Work to complete:
Return the data exactly, with all pictures removed.

— START Input data —

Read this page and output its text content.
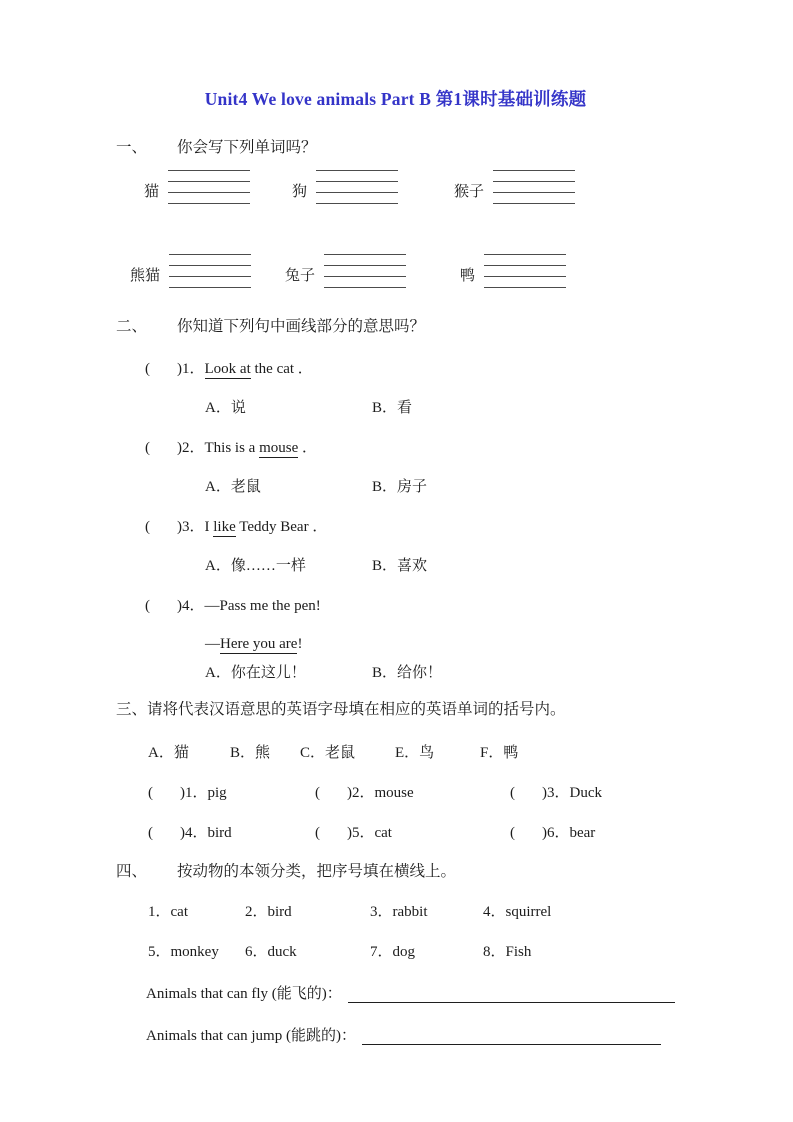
Unit4 We love animals Part B 第1课时基础训练题
一、 你会写下列单词吗？
猫	狗	猴子
熊猫	兔子	鸭
二、 你知道下列句中画线部分的意思吗？
( )1．Look at the cat ．
A．说	B．看
( )2．This is a mouse ．
A．老鼠	B．房子
( )3．I like Teddy Bear ．
A．像……一样	B．喜欢
( )4．—Pass me the pen!
—Here you are!
A．你在这儿！	B．给你！
三、请将代表汉语意思的英语字母填在相应的英语单词的括号内。
A．猫	B．熊	C．老鼠	E．鸟	F．鸭
( )1．pig	( )2．mouse	( )3．Duck
( )4．bird	( )5．cat	( )6．bear
四、 按动物的本领分类，把序号填在横线上。
1．cat	2．bird	3．rabbit	4．squirrel
5．monkey	6．duck	7．dog	8．Fish
Animals that can fly (能飞的)：
Animals that can jump (能跳的)：
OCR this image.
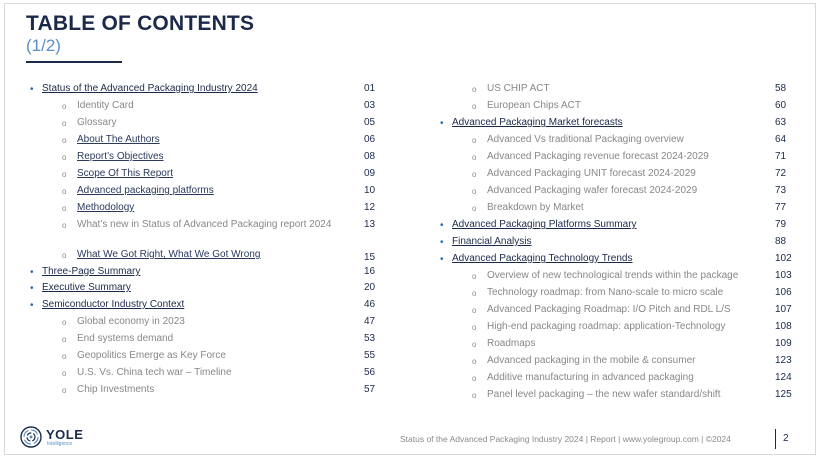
TABLE OF CONTENTS
(1/2)
• Status of the Advanced Packaging Industry 2024	01
o	Identity Card	03
o	Glossary	05
o	About The Authors	06
o	Report’s Objectives	08
o	Scope Of This Report	09
o	Advanced packaging platforms	10
o	Methodology	12
o	What’s new in Status of Advanced Packaging report 2024	13
o	What We Got Right, What We Got Wrong	15
• Three-Page Summary	16
• Executive Summary	20
• Semiconductor Industry Context	46
o	Global economy in 2023	47
o	End systems demand	53
o	Geopolitics Emerge as Key Force	55
o	U.S. Vs. China tech war – Timeline	56
o	Chip Investments	57
o	US CHIP ACT	58
o	European Chips ACT	60
• Advanced Packaging Market forecasts	63
o	Advanced Vs traditional Packaging overview	64
o	Advanced Packaging revenue forecast 2024-2029	71
o	Advanced Packaging UNIT forecast 2024-2029	72
o	Advanced Packaging wafer forecast 2024-2029	73
o	Breakdown by Market	77
• Advanced Packaging Platforms Summary	79
• Financial Analysis	88
• Advanced Packaging Technology Trends	102
o	Overview of new technological trends within the package	103
o	Technology roadmap: from Nano-scale to micro scale	106
o	Advanced Packaging Roadmap: I/O Pitch and RDL L/S	107
o	High-end packaging roadmap: application-Technology	108
o	Roadmaps	109
o	Advanced packaging in the mobile & consumer	123
o	Additive manufacturing in advanced packaging	124
o	Panel level packaging – the new wafer standard/shift	125
YOLE
Intelligence	Status of the Advanced Packaging Industry 2024 | Report | www.yolegroup.com | ©2024	2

— END Input data —

Response for this exercise:
Read this page and output its text content.
Unit4 We love animals Part B 第1课时基础训练题
一、 你会写下列单词吗？
猫	狗	猴子
熊猫	兔子	鸭
二、 你知道下列句中画线部分的意思吗？
( )1．Look at the cat ．
A．说	B．看
( )2．This is a mouse ．
A．老鼠	B．房子
( )3．I like Teddy Bear ．
A．像……一样	B．喜欢
( )4．—Pass me the pen!
—Here you are!
A．你在这儿！	B．给你！
三、请将代表汉语意思的英语字母填在相应的英语单词的括号内。
A．猫	B．熊	C．老鼠	E．鸟	F．鸭
( )1．pig	( )2．mouse	( )3．Duck
( )4．bird	( )5．cat	( )6．bear
四、 按动物的本领分类，把序号填在横线上。
1．cat	2．bird	3．rabbit	4．squirrel
5．monkey	6．duck	7．dog	8．Fish
Animals that can fly (能飞的)：
Animals that can jump (能跳的)：
OCR this image.
TABLE OF CONTENTS
(1/2)
• Status of the Advanced Packaging Industry 2024	01
o	Identity Card	03
o	Glossary	05
o	About The Authors	06
o	Report’s Objectives	08
o	Scope Of This Report	09
o	Advanced packaging platforms	10
o	Methodology	12
o	What’s new in Status of Advanced Packaging report 2024	13
o	What We Got Right, What We Got Wrong	15
• Three-Page Summary	16
• Executive Summary	20
• Semiconductor Industry Context	46
o	Global economy in 2023	47
o	End systems demand	53
o	Geopolitics Emerge as Key Force	55
o	U.S. Vs. China tech war – Timeline	56
o	Chip Investments	57
o	US CHIP ACT	58
o	European Chips ACT	60
• Advanced Packaging Market forecasts	63
o	Advanced Vs traditional Packaging overview	64
o	Advanced Packaging revenue forecast 2024-2029	71
o	Advanced Packaging UNIT forecast 2024-2029	72
o	Advanced Packaging wafer forecast 2024-2029	73
o	Breakdown by Market	77
• Advanced Packaging Platforms Summary	79
• Financial Analysis	88
• Advanced Packaging Technology Trends	102
o	Overview of new technological trends within the package	103
o	Technology roadmap: from Nano-scale to micro scale	106
o	Advanced Packaging Roadmap: I/O Pitch and RDL L/S	107
o	High-end packaging roadmap: application-Technology	108
o	Roadmaps	109
o	Advanced packaging in the mobile & consumer	123
o	Additive manufacturing in advanced packaging	124
o	Panel level packaging – the new wafer standard/shift	125
YOLE
Intelligence	Status of the Advanced Packaging Industry 2024 | Report | www.yolegroup.com | ©2024	2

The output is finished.